**Given records:**
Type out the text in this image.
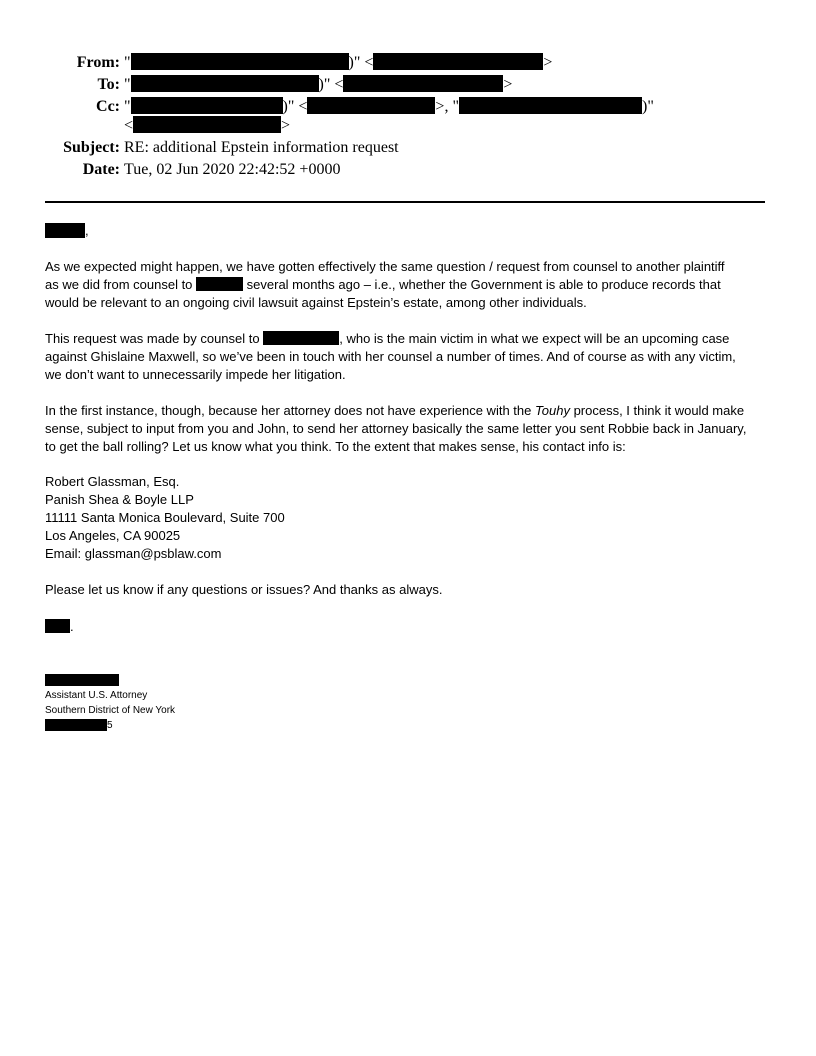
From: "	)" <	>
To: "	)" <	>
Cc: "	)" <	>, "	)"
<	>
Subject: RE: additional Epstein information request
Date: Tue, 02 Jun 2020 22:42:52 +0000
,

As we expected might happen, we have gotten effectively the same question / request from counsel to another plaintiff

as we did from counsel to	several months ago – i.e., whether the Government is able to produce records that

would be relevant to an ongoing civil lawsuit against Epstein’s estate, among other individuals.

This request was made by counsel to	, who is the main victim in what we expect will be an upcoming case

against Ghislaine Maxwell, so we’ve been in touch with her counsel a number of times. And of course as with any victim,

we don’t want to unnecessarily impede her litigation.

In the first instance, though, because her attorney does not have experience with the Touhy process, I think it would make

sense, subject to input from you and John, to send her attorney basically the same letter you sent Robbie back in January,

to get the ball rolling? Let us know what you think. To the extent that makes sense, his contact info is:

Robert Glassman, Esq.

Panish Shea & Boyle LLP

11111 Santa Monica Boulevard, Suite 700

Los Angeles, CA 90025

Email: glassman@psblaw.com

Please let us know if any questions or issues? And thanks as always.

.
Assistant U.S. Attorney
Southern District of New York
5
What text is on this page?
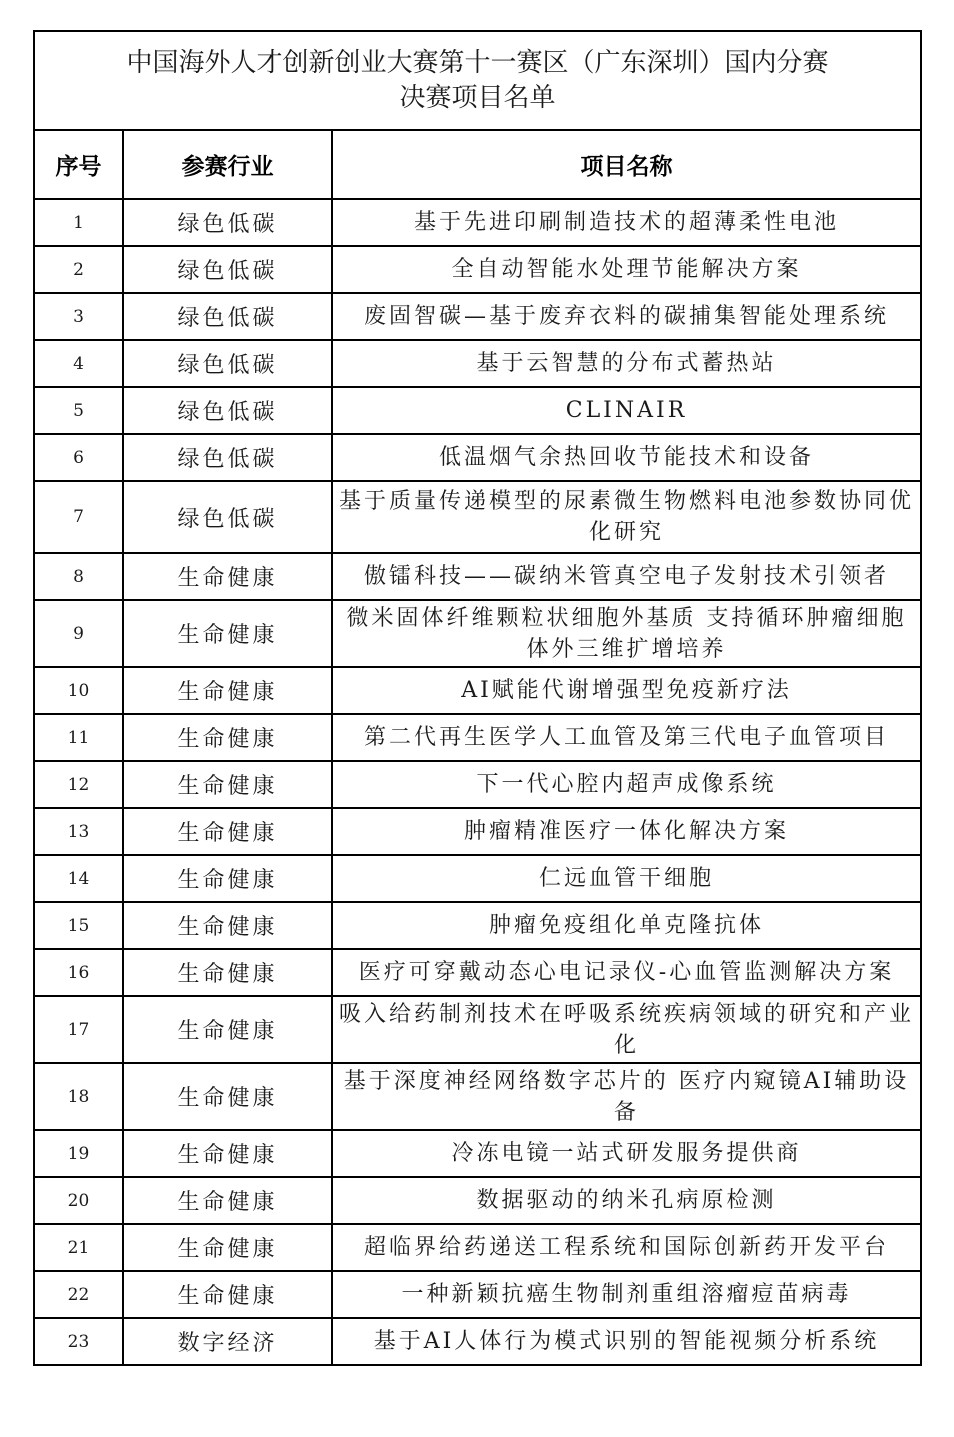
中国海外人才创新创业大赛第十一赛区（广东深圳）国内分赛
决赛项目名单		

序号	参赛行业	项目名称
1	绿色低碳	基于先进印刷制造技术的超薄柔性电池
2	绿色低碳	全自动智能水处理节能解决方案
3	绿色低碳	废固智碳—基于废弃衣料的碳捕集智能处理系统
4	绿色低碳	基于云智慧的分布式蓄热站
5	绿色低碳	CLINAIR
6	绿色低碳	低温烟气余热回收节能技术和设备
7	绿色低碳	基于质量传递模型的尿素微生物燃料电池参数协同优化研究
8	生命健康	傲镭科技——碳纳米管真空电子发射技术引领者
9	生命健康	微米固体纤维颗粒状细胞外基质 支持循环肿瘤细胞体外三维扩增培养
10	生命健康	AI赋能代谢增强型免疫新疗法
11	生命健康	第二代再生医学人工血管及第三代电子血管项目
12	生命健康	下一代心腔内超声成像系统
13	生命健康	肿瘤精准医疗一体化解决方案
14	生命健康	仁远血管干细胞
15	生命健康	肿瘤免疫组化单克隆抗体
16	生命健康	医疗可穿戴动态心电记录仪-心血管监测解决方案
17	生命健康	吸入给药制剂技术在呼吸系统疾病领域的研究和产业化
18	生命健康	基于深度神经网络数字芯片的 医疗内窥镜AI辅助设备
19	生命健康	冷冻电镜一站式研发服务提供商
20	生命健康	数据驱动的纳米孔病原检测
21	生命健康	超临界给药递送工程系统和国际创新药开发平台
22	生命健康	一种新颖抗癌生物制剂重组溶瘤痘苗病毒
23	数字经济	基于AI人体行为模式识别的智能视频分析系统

**Problem to solve:** Identify every line holding the word "that" and copy it out.

**Solution for this exercise:**
as we did from counsel to	several months ago – i.e., whether the Government is able to produce records that
to get the ball rolling? Let us know what you think. To the extent that makes sense, his contact info is:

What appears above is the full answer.